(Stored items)
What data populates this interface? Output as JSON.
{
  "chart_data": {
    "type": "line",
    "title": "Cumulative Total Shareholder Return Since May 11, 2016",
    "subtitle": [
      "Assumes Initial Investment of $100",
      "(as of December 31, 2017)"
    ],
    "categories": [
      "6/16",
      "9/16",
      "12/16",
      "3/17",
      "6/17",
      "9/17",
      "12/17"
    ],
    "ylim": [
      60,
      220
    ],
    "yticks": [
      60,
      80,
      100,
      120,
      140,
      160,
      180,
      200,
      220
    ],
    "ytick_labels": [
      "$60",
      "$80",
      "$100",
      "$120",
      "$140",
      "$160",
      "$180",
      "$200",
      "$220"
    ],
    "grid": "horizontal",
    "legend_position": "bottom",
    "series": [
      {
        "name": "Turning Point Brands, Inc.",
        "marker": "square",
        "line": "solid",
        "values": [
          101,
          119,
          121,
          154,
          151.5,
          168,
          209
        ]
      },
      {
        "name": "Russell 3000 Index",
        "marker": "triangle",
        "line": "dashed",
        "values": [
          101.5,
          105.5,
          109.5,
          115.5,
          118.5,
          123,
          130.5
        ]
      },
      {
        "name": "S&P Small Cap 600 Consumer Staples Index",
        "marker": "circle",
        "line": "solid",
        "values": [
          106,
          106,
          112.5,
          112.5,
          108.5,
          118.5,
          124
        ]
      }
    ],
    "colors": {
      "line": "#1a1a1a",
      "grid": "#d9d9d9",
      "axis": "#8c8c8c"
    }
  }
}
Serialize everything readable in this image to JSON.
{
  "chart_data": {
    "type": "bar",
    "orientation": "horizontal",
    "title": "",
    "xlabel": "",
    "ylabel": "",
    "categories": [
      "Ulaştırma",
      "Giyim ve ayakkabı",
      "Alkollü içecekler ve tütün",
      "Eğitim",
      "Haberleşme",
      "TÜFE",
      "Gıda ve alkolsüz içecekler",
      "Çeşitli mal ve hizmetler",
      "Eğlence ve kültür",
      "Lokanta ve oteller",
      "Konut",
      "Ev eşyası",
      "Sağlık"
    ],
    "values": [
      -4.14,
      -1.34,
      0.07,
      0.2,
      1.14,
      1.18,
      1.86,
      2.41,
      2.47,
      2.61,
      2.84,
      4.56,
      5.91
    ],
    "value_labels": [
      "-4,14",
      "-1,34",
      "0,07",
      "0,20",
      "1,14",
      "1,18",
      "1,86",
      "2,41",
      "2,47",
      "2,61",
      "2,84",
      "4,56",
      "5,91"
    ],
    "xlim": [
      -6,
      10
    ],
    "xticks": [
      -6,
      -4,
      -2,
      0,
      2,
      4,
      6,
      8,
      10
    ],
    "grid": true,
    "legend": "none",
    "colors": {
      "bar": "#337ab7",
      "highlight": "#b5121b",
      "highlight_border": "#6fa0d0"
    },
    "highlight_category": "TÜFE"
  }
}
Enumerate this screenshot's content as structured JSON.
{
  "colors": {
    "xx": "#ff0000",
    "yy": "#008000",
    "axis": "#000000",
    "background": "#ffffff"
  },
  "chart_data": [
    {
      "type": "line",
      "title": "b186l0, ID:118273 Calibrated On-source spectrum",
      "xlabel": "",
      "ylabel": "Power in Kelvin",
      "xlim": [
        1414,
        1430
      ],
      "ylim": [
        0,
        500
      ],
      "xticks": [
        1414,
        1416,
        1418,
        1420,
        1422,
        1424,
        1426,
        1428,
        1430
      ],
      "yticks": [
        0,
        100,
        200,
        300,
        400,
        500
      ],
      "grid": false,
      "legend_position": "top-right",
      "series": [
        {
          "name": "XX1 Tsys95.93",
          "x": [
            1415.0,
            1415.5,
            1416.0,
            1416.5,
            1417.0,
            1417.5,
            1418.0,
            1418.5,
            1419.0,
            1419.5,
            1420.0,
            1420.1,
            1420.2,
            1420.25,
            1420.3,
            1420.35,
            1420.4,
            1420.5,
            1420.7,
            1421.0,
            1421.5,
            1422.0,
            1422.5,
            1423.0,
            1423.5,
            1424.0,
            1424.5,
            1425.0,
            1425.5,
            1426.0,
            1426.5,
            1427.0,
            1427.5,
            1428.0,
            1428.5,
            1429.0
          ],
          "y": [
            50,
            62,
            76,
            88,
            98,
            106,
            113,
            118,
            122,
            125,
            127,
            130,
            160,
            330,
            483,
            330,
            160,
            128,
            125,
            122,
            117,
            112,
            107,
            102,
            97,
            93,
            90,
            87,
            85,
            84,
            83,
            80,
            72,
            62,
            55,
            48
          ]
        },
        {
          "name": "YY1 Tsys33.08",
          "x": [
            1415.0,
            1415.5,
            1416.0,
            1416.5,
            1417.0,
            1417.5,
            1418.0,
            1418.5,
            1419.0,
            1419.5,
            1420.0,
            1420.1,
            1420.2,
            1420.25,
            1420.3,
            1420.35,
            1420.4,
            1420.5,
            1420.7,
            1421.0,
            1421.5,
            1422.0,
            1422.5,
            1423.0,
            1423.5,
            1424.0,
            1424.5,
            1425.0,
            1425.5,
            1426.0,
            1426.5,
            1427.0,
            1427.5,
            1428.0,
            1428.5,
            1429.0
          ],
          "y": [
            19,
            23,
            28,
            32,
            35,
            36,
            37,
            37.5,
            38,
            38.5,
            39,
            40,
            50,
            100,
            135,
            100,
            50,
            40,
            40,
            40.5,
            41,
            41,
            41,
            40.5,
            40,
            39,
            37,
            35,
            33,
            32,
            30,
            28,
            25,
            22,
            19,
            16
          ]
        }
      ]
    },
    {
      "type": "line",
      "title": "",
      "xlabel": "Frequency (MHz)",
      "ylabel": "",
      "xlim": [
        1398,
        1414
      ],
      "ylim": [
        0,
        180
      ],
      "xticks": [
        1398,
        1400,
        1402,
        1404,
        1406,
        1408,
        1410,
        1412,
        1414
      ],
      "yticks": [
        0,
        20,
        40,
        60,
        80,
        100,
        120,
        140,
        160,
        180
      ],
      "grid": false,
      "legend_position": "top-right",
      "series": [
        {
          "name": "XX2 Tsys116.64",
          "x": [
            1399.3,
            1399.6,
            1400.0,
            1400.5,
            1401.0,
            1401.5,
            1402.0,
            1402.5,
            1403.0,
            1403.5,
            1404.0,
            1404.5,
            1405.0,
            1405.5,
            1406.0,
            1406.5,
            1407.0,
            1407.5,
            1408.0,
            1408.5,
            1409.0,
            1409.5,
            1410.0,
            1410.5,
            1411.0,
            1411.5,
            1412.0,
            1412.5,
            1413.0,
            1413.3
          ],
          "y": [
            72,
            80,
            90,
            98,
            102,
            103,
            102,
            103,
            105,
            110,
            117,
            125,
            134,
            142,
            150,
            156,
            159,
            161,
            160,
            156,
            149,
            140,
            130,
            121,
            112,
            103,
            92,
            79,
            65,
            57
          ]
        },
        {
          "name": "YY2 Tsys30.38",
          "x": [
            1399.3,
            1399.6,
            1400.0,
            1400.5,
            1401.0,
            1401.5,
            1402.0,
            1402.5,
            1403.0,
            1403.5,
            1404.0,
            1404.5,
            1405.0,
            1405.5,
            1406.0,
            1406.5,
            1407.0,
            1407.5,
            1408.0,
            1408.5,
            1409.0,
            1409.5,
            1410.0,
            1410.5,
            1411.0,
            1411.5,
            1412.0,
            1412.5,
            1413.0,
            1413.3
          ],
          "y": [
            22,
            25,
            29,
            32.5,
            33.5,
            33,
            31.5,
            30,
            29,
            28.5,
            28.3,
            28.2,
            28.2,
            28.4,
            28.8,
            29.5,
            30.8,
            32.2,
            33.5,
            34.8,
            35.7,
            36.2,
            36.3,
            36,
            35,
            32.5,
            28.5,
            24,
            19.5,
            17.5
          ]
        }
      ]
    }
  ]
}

■ Task brief
Copy out every line of the data that includes the word "horizontal".

■ Completed exercise
    "grid": "horizontal",
    "orientation": "horizontal",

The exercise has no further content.